## Begin MATERIALS PROVIDED
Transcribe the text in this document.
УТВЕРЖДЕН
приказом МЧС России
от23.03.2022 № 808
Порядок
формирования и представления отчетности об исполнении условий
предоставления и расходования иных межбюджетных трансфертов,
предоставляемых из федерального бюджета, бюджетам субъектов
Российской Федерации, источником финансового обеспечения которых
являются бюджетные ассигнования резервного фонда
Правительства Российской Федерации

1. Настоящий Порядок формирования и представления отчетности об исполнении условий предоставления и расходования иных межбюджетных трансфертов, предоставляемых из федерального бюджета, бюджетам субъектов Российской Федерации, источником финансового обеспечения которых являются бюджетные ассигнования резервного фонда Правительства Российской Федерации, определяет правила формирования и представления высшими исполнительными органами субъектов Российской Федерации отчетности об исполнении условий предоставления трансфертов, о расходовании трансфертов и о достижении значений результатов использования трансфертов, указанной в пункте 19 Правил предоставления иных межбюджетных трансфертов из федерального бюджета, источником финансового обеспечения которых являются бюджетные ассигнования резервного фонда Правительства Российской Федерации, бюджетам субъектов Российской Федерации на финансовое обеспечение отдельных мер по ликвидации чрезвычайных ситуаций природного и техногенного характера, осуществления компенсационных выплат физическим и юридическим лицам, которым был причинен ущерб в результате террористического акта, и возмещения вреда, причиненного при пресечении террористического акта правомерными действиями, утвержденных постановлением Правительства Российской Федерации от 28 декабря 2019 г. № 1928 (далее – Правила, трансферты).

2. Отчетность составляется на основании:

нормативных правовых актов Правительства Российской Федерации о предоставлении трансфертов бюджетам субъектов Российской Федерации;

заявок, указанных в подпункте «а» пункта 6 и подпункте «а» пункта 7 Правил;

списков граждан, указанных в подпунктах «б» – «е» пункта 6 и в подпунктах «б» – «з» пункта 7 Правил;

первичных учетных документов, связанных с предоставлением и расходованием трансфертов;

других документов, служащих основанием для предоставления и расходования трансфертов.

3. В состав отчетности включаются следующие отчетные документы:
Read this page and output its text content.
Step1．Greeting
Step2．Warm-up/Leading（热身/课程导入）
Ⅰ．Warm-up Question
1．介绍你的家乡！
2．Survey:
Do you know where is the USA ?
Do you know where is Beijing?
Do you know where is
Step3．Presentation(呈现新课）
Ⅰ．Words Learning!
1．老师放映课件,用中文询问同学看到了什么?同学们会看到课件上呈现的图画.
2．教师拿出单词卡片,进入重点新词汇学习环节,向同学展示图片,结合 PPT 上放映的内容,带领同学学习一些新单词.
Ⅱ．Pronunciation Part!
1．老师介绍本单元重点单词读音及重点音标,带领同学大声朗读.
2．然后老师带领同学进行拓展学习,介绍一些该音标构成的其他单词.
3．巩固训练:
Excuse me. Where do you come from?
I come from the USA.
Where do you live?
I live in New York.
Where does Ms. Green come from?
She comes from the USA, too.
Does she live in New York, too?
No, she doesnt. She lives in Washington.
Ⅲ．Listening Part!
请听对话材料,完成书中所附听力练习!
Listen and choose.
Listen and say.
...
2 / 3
## End MATERIALS PROVIDED
## Begin MATERIALS PROVIDED
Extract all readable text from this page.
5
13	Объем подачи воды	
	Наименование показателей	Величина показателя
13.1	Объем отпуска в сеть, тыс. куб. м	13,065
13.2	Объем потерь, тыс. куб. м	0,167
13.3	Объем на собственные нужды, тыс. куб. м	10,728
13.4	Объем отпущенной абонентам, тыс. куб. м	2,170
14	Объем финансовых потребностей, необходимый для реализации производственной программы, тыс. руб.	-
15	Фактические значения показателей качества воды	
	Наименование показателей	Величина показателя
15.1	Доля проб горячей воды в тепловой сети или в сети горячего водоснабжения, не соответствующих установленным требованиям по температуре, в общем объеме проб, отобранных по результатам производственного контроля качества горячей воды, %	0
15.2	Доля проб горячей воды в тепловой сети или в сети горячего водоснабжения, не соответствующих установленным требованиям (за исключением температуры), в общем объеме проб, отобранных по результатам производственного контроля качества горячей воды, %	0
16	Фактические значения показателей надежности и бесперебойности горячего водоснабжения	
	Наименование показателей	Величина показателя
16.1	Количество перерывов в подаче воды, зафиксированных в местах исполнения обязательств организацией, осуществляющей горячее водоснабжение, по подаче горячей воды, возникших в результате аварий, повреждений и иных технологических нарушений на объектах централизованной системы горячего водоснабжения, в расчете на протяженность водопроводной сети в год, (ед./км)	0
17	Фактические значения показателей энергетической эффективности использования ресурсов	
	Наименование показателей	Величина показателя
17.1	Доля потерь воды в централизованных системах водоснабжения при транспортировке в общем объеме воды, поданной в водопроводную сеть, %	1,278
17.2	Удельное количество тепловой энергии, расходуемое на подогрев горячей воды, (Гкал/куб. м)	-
## End MATERIALS PROVIDED
WHAT YOU HAVE TO DO:
Show all lines from the records above where the word "тепловой" occurs.

SOLUTION TO THIS PROBLEM:
15.1	Доля проб горячей воды в тепловой сети или в сети горячего водоснабжения, не соответствующих установленным требованиям по температуре, в общем объеме проб, отобранных по результатам производственного контроля качества горячей воды, %	0
15.2	Доля проб горячей воды в тепловой сети или в сети горячего водоснабжения, не соответствующих установленным требованиям (за исключением температуры), в общем объеме проб, отобранных по результатам производственного контроля качества горячей воды, %	0
17.2	Удельное количество тепловой энергии, расходуемое на подогрев горячей воды, (Гкал/куб. м)	-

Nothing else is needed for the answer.